Work required: Restate the data below word for word. Skip any images it contains.

===== Input for this task

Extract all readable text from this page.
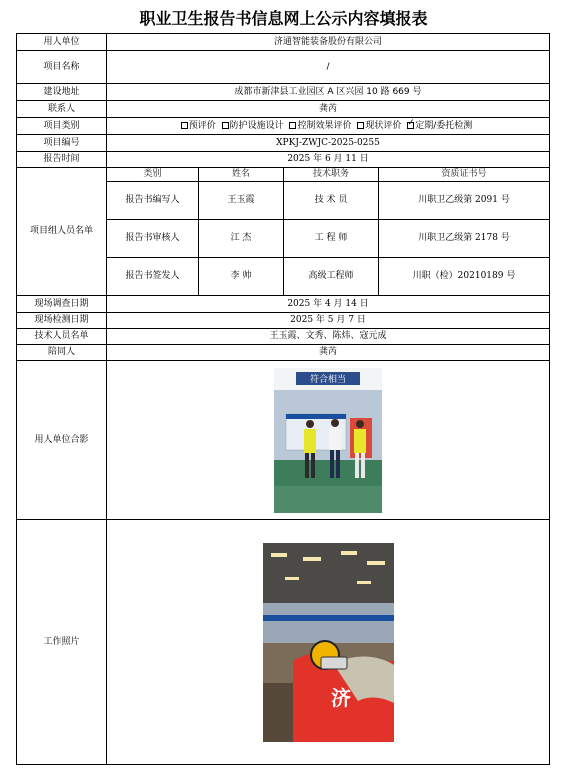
职业卫生报告书信息网上公示内容填报表
用人单位	济通智能装备股份有限公司			
项目名称	/			
建设地址	成都市新津县工业园区 A 区兴园 10 路 669 号			
联系人	龚芮			
项目类别	预评价 防护设施设计 控制效果评价 现状评价 ✓ 定期/委托检测
项目编号	XPKJ-ZWJC-2025-0255			
报告时间	2025 年 6 月 11 日			
项目组人员名单	类别	姓名	技术职务	资质证书号
	报告书编写人	王玉霞	技 术 员	川职卫乙级第 2091 号
	报告书审核人	江 杰	工 程 师	川职卫乙级第 2178 号
	报告书签发人	李 帅	高级工程师	川职（检）20210189 号
现场调查日期	2025 年 4 月 14 日			
现场检测日期	2025 年 5 月 7 日			
技术人员名单	王玉霞、文秀、陈炜、寇元成			
陪同人	龚芮			
用人单位合影	符合相当			

工作照片	济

==========

Solution to this problem:
Extract all readable text from this page.
职业卫生报告书信息网上公示内容填报表
用人单位	济通智能装备股份有限公司			
项目名称	/			
建设地址	成都市新津县工业园区 A 区兴园 10 路 669 号			
联系人	龚芮			
项目类别	预评价 防护设施设计 控制效果评价 现状评价 ✓ 定期/委托检测
项目编号	XPKJ-ZWJC-2025-0255			
报告时间	2025 年 6 月 11 日			
项目组人员名单	类别	姓名	技术职务	资质证书号
	报告书编写人	王玉霞	技 术 员	川职卫乙级第 2091 号
	报告书审核人	江 杰	工 程 师	川职卫乙级第 2178 号
	报告书签发人	李 帅	高级工程师	川职（检）20210189 号
现场调查日期	2025 年 4 月 14 日			
现场检测日期	2025 年 5 月 7 日			
技术人员名单	王玉霞、文秀、陈炜、寇元成			
陪同人	龚芮			
用人单位合影	符合相当			

工作照片	济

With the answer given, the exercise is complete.